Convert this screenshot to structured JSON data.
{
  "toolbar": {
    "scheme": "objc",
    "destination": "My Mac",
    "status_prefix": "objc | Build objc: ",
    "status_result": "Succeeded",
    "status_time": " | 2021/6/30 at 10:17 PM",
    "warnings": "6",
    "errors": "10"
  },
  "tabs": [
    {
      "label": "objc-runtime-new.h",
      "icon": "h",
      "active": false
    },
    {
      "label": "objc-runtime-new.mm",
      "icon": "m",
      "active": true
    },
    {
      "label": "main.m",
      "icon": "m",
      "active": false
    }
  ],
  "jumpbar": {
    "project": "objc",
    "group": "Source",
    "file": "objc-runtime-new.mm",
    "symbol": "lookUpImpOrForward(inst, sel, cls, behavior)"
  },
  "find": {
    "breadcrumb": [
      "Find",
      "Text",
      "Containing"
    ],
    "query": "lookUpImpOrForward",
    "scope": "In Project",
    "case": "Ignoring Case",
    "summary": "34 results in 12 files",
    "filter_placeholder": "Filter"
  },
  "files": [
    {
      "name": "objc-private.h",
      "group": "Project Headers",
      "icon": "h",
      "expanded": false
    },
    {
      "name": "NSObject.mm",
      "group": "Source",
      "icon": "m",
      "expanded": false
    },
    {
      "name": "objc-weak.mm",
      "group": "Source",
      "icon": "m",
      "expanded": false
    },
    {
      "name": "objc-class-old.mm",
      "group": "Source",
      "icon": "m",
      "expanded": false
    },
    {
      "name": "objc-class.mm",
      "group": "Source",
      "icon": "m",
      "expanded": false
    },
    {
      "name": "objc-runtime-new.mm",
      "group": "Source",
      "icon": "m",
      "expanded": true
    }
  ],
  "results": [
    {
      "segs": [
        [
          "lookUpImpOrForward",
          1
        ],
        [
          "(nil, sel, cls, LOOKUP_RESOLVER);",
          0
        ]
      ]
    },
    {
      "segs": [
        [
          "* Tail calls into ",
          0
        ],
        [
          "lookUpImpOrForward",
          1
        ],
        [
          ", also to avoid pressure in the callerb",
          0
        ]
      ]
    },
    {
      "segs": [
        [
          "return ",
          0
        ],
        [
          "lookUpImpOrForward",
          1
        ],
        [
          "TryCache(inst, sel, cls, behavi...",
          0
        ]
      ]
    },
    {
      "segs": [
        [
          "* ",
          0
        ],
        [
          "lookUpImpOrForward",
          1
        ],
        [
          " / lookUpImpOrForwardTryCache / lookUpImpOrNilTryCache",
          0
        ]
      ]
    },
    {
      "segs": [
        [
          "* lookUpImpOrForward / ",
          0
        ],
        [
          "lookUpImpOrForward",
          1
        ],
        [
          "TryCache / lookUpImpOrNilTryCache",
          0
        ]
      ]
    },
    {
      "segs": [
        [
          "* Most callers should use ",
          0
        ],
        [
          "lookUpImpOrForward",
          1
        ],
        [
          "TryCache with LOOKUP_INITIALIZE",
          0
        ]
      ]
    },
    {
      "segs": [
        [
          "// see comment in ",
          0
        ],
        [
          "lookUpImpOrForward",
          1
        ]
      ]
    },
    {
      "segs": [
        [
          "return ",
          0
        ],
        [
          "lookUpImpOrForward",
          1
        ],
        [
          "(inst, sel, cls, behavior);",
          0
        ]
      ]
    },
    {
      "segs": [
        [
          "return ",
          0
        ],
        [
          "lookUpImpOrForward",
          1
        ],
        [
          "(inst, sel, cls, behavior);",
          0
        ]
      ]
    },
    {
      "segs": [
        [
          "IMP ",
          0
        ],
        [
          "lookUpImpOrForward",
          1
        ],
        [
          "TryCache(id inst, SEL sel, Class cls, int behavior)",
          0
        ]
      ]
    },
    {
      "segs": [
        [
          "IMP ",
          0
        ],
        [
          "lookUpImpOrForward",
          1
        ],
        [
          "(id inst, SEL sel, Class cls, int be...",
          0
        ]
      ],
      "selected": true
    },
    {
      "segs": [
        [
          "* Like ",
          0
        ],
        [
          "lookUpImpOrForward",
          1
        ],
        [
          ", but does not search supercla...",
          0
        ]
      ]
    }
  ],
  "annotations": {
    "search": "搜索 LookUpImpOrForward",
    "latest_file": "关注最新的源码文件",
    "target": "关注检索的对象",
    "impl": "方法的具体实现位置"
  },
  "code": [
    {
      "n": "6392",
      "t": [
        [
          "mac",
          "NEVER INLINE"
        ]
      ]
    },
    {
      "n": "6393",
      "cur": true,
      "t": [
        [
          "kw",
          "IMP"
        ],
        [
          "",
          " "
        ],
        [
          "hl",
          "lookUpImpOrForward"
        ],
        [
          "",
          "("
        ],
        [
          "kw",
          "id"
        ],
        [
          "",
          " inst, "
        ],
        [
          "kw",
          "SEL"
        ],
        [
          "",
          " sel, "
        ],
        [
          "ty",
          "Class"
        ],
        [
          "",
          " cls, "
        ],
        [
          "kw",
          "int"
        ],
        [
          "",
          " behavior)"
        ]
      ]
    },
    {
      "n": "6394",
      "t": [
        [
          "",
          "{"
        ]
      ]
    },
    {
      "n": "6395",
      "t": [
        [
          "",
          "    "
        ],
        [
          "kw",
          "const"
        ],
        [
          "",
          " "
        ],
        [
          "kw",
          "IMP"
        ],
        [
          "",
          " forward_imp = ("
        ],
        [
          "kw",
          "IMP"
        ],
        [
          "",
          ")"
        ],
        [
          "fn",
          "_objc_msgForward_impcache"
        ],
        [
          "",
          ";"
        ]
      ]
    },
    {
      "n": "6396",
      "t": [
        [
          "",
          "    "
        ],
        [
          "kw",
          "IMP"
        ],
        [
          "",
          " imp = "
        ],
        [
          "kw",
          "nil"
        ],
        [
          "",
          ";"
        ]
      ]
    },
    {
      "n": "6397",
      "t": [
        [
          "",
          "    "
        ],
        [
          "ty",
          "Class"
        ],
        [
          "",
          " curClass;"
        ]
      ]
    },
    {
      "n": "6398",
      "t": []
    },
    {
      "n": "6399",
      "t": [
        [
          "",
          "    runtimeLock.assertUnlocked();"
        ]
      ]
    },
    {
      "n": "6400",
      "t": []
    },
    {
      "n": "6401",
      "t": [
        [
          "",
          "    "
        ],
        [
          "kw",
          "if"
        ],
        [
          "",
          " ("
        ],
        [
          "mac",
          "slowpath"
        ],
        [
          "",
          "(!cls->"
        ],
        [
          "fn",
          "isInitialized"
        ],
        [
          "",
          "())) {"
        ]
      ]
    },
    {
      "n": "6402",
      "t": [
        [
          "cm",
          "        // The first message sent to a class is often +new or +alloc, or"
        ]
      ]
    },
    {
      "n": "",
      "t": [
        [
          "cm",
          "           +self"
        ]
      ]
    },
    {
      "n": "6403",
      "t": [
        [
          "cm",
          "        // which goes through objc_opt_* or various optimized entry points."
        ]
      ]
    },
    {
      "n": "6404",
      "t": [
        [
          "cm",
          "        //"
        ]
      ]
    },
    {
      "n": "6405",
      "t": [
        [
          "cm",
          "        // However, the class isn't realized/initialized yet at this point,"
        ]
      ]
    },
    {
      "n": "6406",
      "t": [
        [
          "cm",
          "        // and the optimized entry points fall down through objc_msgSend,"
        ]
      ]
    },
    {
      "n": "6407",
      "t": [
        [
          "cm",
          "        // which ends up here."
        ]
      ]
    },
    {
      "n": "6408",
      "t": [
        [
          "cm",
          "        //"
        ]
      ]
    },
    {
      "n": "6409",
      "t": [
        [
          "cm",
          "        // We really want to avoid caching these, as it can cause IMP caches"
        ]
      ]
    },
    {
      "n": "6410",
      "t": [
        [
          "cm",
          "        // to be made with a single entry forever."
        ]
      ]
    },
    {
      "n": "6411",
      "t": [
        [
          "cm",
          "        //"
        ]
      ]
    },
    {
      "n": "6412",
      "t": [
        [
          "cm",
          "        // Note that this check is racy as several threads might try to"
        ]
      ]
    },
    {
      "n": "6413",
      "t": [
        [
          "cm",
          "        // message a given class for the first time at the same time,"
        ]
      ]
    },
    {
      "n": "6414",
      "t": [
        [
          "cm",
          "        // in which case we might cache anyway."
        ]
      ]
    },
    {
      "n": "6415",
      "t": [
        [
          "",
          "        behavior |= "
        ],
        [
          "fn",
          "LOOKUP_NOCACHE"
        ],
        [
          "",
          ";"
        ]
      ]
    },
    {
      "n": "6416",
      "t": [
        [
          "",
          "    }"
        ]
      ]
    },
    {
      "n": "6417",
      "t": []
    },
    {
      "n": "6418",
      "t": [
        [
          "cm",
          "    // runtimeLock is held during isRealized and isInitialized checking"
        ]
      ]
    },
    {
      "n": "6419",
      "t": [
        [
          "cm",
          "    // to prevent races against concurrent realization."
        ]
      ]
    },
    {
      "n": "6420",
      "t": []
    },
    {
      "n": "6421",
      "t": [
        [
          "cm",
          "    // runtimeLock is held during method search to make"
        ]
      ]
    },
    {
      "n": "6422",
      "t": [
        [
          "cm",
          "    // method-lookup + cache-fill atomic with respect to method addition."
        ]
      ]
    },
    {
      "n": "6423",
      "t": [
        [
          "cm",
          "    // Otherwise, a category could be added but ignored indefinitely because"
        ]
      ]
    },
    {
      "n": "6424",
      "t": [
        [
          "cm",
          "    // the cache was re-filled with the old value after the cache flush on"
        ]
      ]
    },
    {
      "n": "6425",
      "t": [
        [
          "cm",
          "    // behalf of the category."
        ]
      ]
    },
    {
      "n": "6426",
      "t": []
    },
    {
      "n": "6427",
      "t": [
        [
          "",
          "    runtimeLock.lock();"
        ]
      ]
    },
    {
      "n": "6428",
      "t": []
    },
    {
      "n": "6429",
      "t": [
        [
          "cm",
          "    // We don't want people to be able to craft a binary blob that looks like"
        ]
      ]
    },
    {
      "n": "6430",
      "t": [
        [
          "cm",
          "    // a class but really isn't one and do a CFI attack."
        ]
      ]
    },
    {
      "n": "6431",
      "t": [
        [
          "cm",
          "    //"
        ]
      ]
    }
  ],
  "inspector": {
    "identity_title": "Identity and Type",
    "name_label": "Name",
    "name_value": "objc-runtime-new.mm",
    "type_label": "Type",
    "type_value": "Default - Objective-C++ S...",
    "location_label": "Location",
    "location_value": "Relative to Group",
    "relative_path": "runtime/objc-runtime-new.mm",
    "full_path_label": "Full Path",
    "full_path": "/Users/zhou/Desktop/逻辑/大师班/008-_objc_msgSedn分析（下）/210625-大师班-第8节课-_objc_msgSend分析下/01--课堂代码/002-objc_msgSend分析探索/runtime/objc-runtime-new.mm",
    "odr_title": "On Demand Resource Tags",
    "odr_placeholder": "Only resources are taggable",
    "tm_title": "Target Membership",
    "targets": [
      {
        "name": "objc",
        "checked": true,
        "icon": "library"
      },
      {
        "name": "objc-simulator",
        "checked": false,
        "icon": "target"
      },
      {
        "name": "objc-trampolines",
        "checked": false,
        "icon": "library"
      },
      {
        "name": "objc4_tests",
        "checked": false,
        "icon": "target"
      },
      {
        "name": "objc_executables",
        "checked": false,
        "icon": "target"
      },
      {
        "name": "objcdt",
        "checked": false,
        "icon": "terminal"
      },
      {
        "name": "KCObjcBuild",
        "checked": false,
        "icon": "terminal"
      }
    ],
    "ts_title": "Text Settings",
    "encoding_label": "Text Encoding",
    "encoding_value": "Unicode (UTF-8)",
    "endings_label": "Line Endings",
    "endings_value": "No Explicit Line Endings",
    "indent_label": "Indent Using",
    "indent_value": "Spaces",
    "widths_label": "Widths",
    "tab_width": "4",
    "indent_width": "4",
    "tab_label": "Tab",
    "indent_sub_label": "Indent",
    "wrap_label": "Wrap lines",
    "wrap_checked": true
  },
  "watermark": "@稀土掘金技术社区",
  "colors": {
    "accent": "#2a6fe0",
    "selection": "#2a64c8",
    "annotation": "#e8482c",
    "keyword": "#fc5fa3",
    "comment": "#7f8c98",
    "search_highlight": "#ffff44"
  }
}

Written exercise: Among the lines of the material, find those that hold the word "true" and copy them.

Response:
      "active": true
      "expanded": true
      "selected": true
      "cur": true,
        "checked": true,
    "wrap_checked": true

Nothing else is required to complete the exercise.